_REQUIREMENT_
In the entries below, count every line with the word "text". Return only the count.

_Stored entries_
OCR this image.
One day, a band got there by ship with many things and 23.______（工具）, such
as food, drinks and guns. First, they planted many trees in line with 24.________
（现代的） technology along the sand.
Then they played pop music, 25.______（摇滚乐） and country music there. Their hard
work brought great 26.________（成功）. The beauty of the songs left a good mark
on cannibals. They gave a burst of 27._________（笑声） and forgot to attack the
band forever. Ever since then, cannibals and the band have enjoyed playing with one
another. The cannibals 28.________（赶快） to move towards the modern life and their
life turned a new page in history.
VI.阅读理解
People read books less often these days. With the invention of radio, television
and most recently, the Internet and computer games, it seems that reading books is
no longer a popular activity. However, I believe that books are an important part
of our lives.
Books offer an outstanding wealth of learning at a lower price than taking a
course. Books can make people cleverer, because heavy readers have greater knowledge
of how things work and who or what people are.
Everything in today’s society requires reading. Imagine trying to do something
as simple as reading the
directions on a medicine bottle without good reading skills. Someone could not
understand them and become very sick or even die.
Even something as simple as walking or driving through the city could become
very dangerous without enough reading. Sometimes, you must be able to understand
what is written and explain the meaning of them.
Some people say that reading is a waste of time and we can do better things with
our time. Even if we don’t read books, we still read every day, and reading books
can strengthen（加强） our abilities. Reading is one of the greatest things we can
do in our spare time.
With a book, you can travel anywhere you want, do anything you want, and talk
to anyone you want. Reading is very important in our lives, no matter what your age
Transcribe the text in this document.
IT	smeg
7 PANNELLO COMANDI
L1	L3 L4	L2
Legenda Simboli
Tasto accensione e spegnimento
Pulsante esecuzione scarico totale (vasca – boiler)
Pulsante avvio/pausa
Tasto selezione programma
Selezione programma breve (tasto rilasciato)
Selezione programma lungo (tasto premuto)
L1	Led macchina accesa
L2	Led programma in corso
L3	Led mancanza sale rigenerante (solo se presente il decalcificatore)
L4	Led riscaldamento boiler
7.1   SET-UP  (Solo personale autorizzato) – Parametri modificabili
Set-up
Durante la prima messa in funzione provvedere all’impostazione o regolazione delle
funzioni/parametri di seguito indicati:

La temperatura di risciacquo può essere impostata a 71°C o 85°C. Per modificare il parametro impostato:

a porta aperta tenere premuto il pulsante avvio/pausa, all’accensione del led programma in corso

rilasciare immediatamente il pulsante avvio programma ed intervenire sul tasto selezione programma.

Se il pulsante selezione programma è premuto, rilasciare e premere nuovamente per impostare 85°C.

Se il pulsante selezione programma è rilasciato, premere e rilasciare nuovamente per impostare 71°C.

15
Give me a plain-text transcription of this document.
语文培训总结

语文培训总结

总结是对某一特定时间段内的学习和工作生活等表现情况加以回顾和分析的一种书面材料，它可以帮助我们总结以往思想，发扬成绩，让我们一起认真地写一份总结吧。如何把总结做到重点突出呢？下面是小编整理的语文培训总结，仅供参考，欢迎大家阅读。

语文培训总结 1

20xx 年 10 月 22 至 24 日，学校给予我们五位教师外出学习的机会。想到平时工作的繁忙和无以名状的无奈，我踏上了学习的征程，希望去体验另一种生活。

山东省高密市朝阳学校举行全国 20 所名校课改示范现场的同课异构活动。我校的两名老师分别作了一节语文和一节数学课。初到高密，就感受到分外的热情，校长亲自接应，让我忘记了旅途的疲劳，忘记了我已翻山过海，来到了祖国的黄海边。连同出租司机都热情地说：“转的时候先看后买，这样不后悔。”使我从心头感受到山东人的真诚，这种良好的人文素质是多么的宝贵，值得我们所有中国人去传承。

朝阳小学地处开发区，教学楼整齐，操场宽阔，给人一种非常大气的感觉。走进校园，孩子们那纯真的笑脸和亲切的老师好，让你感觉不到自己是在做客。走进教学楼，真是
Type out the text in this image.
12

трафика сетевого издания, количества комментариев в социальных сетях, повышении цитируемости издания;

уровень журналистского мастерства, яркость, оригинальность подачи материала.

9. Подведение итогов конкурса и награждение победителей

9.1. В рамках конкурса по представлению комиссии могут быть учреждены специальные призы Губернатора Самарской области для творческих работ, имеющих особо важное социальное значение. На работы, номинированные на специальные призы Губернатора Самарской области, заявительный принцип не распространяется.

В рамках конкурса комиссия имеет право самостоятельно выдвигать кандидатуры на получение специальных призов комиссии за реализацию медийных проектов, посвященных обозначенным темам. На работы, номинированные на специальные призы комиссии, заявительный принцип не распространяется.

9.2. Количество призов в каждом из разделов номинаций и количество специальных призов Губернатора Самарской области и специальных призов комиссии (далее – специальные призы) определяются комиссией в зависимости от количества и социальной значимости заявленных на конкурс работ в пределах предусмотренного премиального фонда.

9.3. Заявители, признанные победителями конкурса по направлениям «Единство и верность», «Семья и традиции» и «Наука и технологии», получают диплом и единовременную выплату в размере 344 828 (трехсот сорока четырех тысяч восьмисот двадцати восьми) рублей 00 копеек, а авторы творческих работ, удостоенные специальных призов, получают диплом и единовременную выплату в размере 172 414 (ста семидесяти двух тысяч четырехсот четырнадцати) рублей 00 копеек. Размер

_TASK RESPONSE_
3